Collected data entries
****************************************

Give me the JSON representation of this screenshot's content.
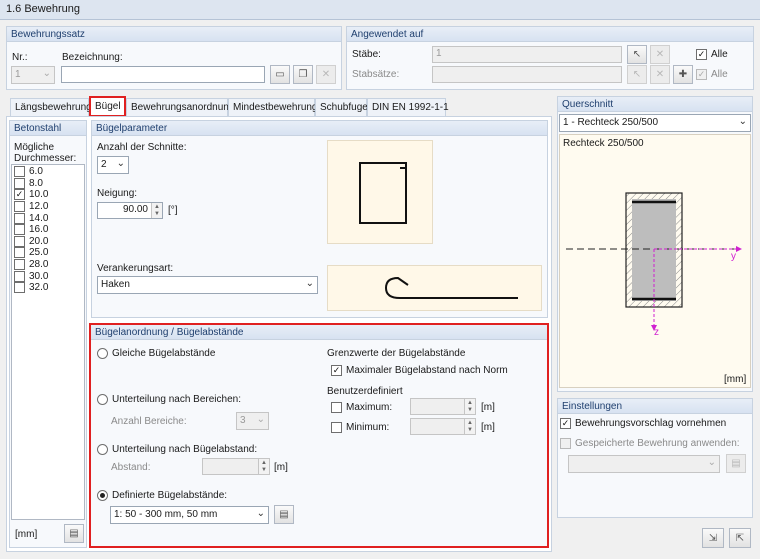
{
  "window": {
    "title": "1.6 Bewehrung"
  },
  "bewehrungssatz": {
    "header": "Bewehrungssatz",
    "nr_label": "Nr.:",
    "nr_value": "1",
    "bezeichnung_label": "Bezeichnung:",
    "bezeichnung_value": ""
  },
  "angewendet": {
    "header": "Angewendet auf",
    "staebe_label": "Stäbe:",
    "staebe_value": "1",
    "stabsaetze_label": "Stabsätze:",
    "stabsaetze_value": "",
    "alle_label": "Alle",
    "alle2_label": "Alle"
  },
  "tabs": [
    {
      "label": "Längsbewehrung"
    },
    {
      "label": "Bügel"
    },
    {
      "label": "Bewehrungsanordnung"
    },
    {
      "label": "Mindestbewehrung"
    },
    {
      "label": "Schubfuge"
    },
    {
      "label": "DIN EN 1992-1-1"
    }
  ],
  "betonstahl": {
    "header": "Betonstahl",
    "label_line1": "Mögliche",
    "label_line2": "Durchmesser:",
    "diameters": [
      {
        "value": "6.0",
        "checked": false
      },
      {
        "value": "8.0",
        "checked": false
      },
      {
        "value": "10.0",
        "checked": true
      },
      {
        "value": "12.0",
        "checked": false
      },
      {
        "value": "14.0",
        "checked": false
      },
      {
        "value": "16.0",
        "checked": false
      },
      {
        "value": "20.0",
        "checked": false
      },
      {
        "value": "25.0",
        "checked": false
      },
      {
        "value": "28.0",
        "checked": false
      },
      {
        "value": "30.0",
        "checked": false
      },
      {
        "value": "32.0",
        "checked": false
      }
    ],
    "unit": "[mm]"
  },
  "buegelparameter": {
    "header": "Bügelparameter",
    "schnitte_label": "Anzahl der Schnitte:",
    "schnitte_value": "2",
    "neigung_label": "Neigung:",
    "neigung_value": "90.00",
    "neigung_unit": "[°]",
    "verankerung_label": "Verankerungsart:",
    "verankerung_value": "Haken"
  },
  "anordnung": {
    "header": "Bügelanordnung / Bügelabstände",
    "opt_gleich": "Gleiche Bügelabstände",
    "opt_bereiche": "Unterteilung nach Bereichen:",
    "anzahl_bereiche_label": "Anzahl Bereiche:",
    "anzahl_bereiche_value": "3",
    "opt_abstand": "Unterteilung nach Bügelabstand:",
    "abstand_label": "Abstand:",
    "abstand_value": "",
    "abstand_unit": "[m]",
    "opt_definiert": "Definierte Bügelabstände:",
    "definiert_value": "1: 50 - 300 mm, 50 mm",
    "grenz_header": "Grenzwerte der Bügelabstände",
    "max_norm_label": "Maximaler Bügelabstand nach Norm",
    "benutzer_label": "Benutzerdefiniert",
    "maximum_label": "Maximum:",
    "minimum_label": "Minimum:",
    "unit_m1": "[m]",
    "unit_m2": "[m]"
  },
  "querschnitt": {
    "header": "Querschnitt",
    "combo_value": "1 - Rechteck 250/500",
    "caption": "Rechteck 250/500",
    "axis_y": "y",
    "axis_z": "z",
    "unit": "[mm]"
  },
  "einstellungen": {
    "header": "Einstellungen",
    "vorschlag_label": "Bewehrungsvorschlag vornehmen",
    "gespeichert_label": "Gespeicherte Bewehrung anwenden:"
  },
  "colors": {
    "highlight": "#e02020",
    "axis": "#d020d0",
    "header_text": "#1f3f6e"
  }
}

****************************************

Lines from the records above that hold "Bügelabstand" are the ones to list.

    "opt_abstand": "Unterteilung nach Bügelabstand:",
    "max_norm_label": "Maximaler Bügelabstand nach Norm",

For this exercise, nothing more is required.